WHAT TO PRODUCE: Make a verbatim copy of the entries below; pictures stay out.
[BEGIN DATA SHOWN]
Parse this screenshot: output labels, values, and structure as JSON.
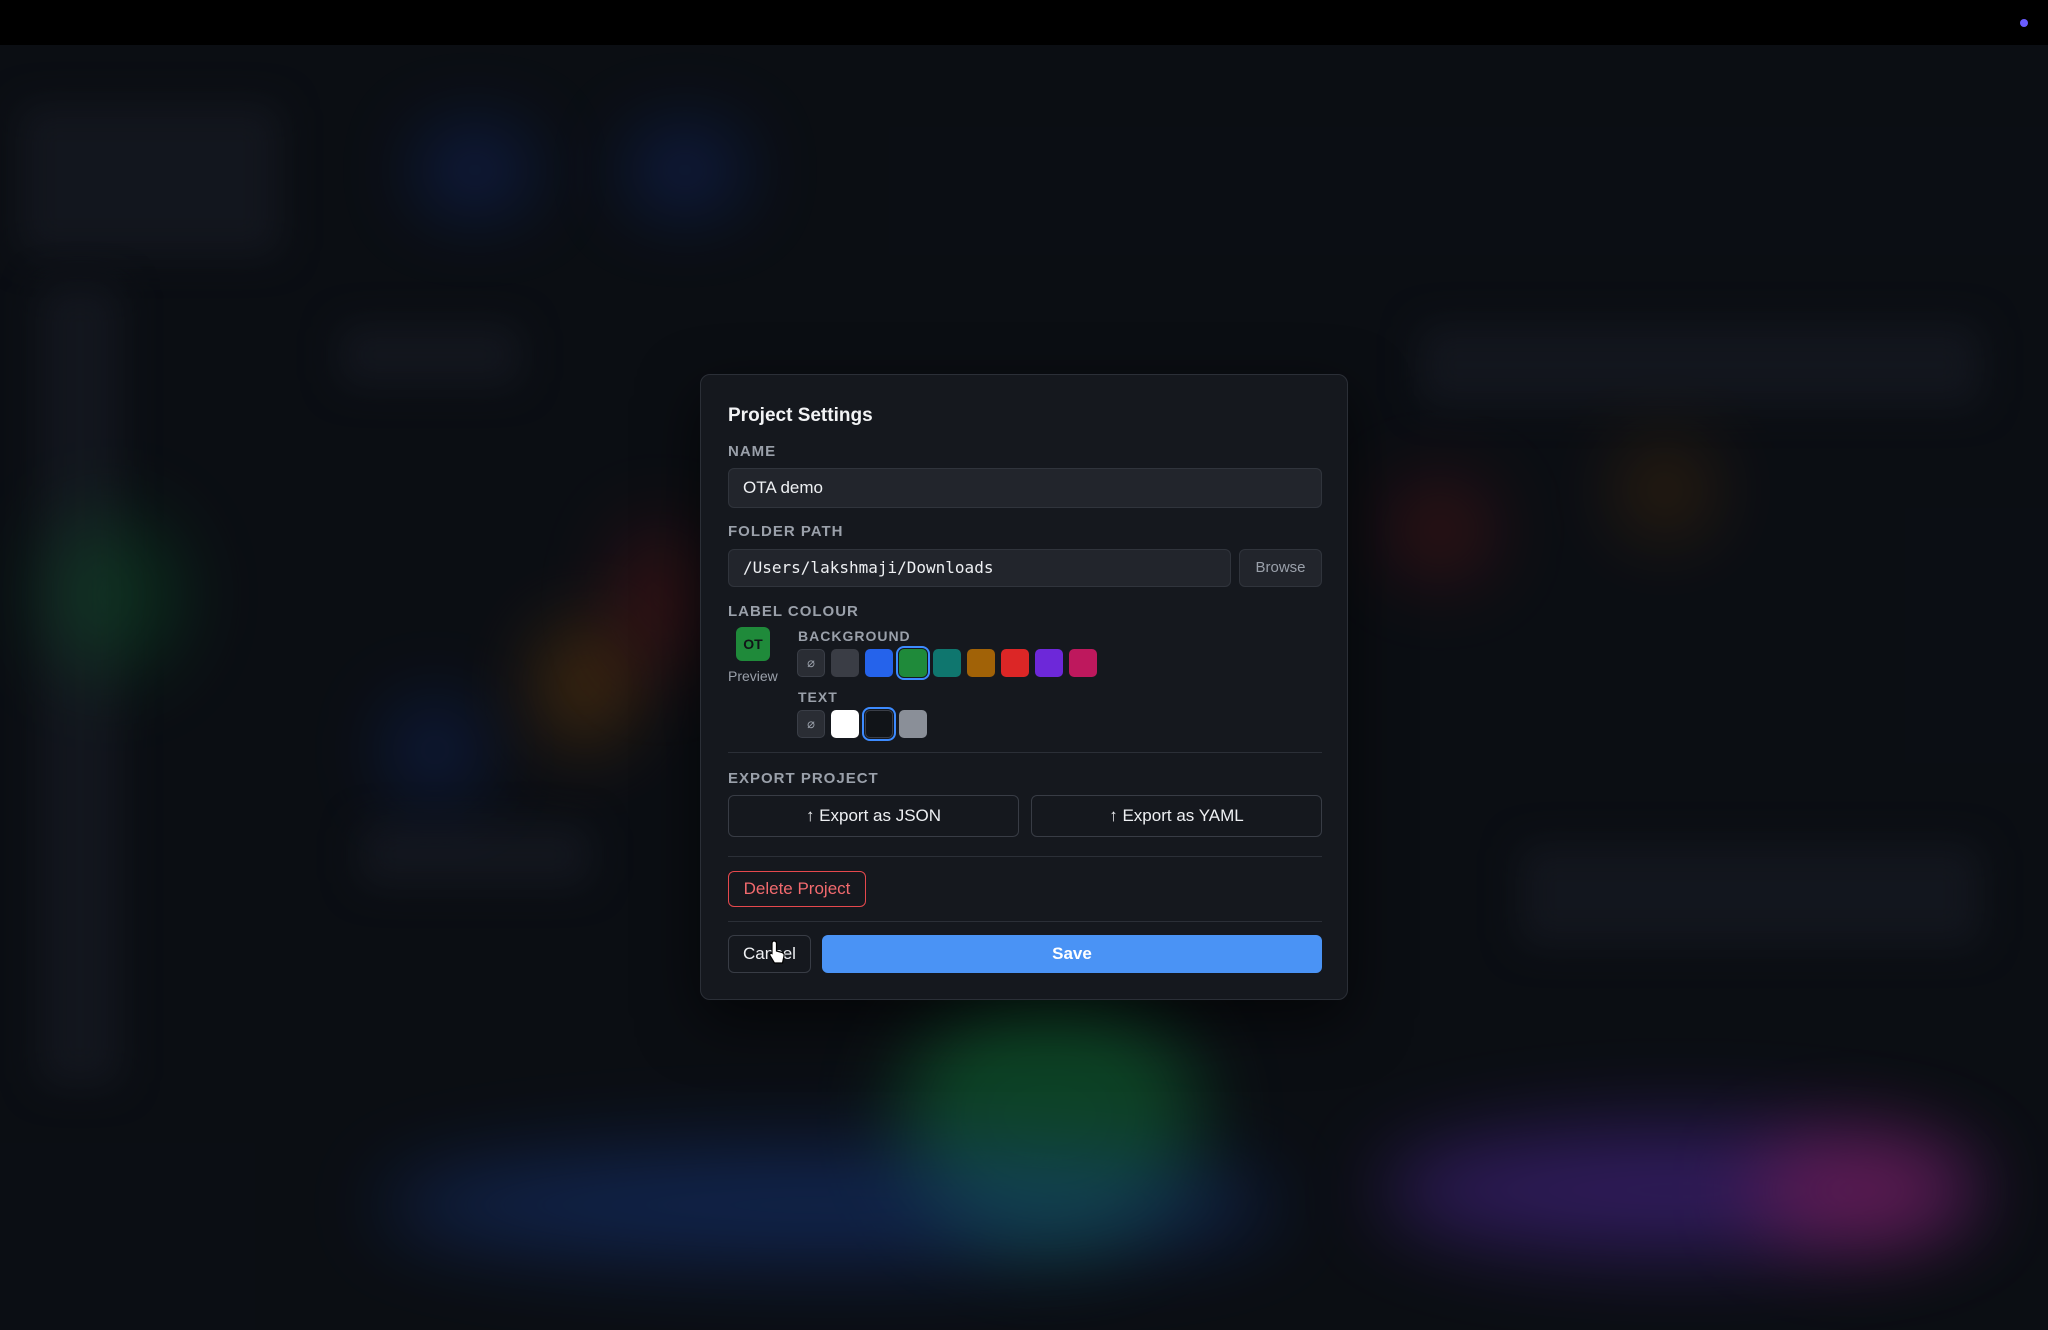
{
  "modal": {
    "title": "Project Settings",
    "name_label": "NAME",
    "name_value": "OTA demo",
    "folder_label": "FOLDER PATH",
    "folder_value": "/Users/lakshmaji/Downloads",
    "browse_label": "Browse",
    "label_colour_label": "LABEL COLOUR",
    "preview_text": "OT",
    "preview_label": "Preview",
    "background_label": "BACKGROUND",
    "text_label": "TEXT",
    "none_symbol": "⌀",
    "background_swatches": [
      "none",
      "#3a3d45",
      "#2563eb",
      "#1f8a3a",
      "#0f766e",
      "#a16207",
      "#dc2626",
      "#6d28d9",
      "#be185d"
    ],
    "background_selected": "#1f8a3a",
    "text_swatches": [
      "none",
      "#ffffff",
      "#111418",
      "#8a8f98"
    ],
    "text_selected": "#111418",
    "export_label": "EXPORT PROJECT",
    "export_json": "↑ Export as JSON",
    "export_yaml": "↑ Export as YAML",
    "delete_label": "Delete Project",
    "cancel_label": "Cancel",
    "save_label": "Save"
  },
  "colors": {
    "accent": "#4a93f5",
    "danger": "#e5484d",
    "modal_bg": "#15181e"
  }
}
[END DATA SHOWN]
PROBLEM SOLUTION:
Parse this screenshot: output labels, values, and structure as JSON.
{
  "modal": {
    "title": "Project Settings",
    "name_label": "NAME",
    "name_value": "OTA demo",
    "folder_label": "FOLDER PATH",
    "folder_value": "/Users/lakshmaji/Downloads",
    "browse_label": "Browse",
    "label_colour_label": "LABEL COLOUR",
    "preview_text": "OT",
    "preview_label": "Preview",
    "background_label": "BACKGROUND",
    "text_label": "TEXT",
    "none_symbol": "⌀",
    "background_swatches": [
      "none",
      "#3a3d45",
      "#2563eb",
      "#1f8a3a",
      "#0f766e",
      "#a16207",
      "#dc2626",
      "#6d28d9",
      "#be185d"
    ],
    "background_selected": "#1f8a3a",
    "text_swatches": [
      "none",
      "#ffffff",
      "#111418",
      "#8a8f98"
    ],
    "text_selected": "#111418",
    "export_label": "EXPORT PROJECT",
    "export_json": "↑ Export as JSON",
    "export_yaml": "↑ Export as YAML",
    "delete_label": "Delete Project",
    "cancel_label": "Cancel",
    "save_label": "Save"
  },
  "colors": {
    "accent": "#4a93f5",
    "danger": "#e5484d",
    "modal_bg": "#15181e"
  }
}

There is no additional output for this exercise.